**The task**
Copy each line of the records that holds the string "Temperature".

**Given information**
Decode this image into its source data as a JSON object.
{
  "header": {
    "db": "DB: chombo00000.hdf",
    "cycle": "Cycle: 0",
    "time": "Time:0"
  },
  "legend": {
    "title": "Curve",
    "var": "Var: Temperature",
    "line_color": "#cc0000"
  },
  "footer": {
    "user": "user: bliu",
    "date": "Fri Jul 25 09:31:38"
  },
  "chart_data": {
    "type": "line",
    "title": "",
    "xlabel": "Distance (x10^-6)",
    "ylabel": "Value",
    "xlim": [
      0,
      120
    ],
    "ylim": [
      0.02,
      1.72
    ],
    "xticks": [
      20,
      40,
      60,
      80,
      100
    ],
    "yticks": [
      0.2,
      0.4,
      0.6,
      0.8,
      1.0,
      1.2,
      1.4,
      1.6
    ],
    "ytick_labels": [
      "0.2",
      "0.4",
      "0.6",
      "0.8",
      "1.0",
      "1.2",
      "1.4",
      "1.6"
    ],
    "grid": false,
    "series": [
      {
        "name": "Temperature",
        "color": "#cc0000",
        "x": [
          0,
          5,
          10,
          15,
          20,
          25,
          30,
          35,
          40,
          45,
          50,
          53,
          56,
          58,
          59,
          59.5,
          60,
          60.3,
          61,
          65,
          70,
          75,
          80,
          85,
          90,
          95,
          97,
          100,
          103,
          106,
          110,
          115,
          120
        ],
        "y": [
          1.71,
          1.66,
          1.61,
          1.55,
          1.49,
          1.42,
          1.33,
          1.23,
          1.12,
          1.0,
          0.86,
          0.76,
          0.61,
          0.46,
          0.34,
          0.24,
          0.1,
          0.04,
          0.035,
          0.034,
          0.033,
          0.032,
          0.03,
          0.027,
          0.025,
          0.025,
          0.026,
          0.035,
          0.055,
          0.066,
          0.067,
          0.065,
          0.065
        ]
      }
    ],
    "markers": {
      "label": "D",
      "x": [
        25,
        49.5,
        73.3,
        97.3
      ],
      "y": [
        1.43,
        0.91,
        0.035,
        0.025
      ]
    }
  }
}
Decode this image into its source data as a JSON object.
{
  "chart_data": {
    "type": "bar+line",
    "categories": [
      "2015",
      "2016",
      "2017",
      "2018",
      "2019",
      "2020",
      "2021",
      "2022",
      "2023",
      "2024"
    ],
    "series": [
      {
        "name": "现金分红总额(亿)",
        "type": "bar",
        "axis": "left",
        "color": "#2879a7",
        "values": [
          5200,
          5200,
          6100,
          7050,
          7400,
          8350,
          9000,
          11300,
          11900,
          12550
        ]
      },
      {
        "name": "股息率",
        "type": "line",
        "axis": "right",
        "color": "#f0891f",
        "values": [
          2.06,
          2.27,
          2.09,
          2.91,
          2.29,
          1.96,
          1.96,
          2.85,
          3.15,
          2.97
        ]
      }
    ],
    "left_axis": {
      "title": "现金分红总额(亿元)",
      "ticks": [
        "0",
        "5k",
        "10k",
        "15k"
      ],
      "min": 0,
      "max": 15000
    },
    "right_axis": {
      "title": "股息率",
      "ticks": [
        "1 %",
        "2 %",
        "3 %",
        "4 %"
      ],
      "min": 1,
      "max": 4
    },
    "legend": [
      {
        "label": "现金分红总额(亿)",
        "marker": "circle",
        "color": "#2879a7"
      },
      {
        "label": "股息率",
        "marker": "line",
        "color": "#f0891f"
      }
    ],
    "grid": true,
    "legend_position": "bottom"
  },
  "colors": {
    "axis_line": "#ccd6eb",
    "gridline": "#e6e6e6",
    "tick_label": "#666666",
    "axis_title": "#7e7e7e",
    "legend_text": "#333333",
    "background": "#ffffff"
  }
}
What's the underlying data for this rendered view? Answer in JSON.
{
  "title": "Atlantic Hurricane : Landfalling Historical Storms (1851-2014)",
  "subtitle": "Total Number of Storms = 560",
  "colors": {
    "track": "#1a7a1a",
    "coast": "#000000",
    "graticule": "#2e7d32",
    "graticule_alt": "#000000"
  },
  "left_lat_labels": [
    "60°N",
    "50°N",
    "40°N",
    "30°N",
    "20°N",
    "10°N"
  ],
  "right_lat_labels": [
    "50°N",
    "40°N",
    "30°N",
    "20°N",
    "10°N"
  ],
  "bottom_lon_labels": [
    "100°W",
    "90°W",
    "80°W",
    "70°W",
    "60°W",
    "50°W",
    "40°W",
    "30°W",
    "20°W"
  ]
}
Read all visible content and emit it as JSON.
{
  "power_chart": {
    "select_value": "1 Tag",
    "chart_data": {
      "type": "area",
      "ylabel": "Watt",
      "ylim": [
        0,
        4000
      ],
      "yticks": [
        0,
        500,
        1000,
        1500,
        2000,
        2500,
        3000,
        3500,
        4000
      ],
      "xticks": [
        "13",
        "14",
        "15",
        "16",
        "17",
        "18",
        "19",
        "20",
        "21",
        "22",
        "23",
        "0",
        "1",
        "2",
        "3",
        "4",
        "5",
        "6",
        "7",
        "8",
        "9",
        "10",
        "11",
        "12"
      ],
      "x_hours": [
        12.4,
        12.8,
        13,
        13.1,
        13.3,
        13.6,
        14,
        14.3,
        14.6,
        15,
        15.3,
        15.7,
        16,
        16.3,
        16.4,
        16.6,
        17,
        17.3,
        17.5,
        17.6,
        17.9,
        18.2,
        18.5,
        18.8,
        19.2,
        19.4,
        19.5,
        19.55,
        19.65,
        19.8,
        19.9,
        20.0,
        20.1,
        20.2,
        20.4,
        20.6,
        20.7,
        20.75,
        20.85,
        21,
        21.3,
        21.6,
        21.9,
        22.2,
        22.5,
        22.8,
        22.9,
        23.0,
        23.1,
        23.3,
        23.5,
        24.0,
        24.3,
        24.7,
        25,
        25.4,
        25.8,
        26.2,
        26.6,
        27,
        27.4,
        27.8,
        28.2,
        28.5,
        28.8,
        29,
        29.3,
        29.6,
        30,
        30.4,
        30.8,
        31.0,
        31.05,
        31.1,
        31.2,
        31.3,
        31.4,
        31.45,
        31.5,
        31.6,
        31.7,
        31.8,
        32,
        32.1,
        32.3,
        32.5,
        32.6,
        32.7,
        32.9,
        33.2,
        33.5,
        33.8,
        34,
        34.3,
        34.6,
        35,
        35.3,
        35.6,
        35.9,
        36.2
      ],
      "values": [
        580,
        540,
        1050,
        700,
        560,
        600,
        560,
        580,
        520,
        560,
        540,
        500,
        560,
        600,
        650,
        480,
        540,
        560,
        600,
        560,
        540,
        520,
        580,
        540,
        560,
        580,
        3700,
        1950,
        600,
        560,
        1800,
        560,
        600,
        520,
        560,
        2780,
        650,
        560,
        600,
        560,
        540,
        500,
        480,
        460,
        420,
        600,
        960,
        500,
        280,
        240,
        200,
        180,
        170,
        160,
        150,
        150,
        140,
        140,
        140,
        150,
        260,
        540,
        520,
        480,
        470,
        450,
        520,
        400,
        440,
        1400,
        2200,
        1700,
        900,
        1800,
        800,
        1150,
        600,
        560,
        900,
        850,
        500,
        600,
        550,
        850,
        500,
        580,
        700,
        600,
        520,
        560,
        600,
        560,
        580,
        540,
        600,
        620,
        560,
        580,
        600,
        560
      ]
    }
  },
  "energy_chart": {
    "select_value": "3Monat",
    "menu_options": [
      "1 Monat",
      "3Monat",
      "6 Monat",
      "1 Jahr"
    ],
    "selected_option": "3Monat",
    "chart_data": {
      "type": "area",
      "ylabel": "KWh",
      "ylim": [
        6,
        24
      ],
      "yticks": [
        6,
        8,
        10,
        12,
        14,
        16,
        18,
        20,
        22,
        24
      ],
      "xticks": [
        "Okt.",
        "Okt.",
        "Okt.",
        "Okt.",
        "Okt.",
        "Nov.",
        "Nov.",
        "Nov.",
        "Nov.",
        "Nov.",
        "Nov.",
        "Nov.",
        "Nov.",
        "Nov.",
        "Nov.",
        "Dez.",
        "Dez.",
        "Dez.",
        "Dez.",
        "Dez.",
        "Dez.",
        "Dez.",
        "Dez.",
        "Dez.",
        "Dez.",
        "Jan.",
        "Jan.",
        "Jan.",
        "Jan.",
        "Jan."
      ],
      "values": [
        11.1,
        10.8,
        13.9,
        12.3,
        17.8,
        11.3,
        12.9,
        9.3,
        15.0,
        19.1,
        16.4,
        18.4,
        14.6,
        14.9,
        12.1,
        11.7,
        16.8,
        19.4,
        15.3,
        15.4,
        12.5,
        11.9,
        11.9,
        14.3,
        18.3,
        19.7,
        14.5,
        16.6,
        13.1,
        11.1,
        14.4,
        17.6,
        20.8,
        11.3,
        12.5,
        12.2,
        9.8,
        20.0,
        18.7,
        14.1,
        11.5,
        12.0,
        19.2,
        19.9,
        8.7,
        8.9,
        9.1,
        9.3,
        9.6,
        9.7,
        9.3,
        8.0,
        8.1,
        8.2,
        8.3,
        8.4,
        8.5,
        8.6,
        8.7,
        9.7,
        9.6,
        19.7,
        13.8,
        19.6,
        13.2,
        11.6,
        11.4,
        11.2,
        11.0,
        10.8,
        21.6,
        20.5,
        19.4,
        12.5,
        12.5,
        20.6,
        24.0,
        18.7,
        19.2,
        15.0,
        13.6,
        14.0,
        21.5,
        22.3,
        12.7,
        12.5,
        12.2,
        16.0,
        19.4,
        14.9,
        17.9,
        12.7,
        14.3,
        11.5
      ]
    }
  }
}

**The output**
    "var": "Var: Temperature",
        "name": "Temperature",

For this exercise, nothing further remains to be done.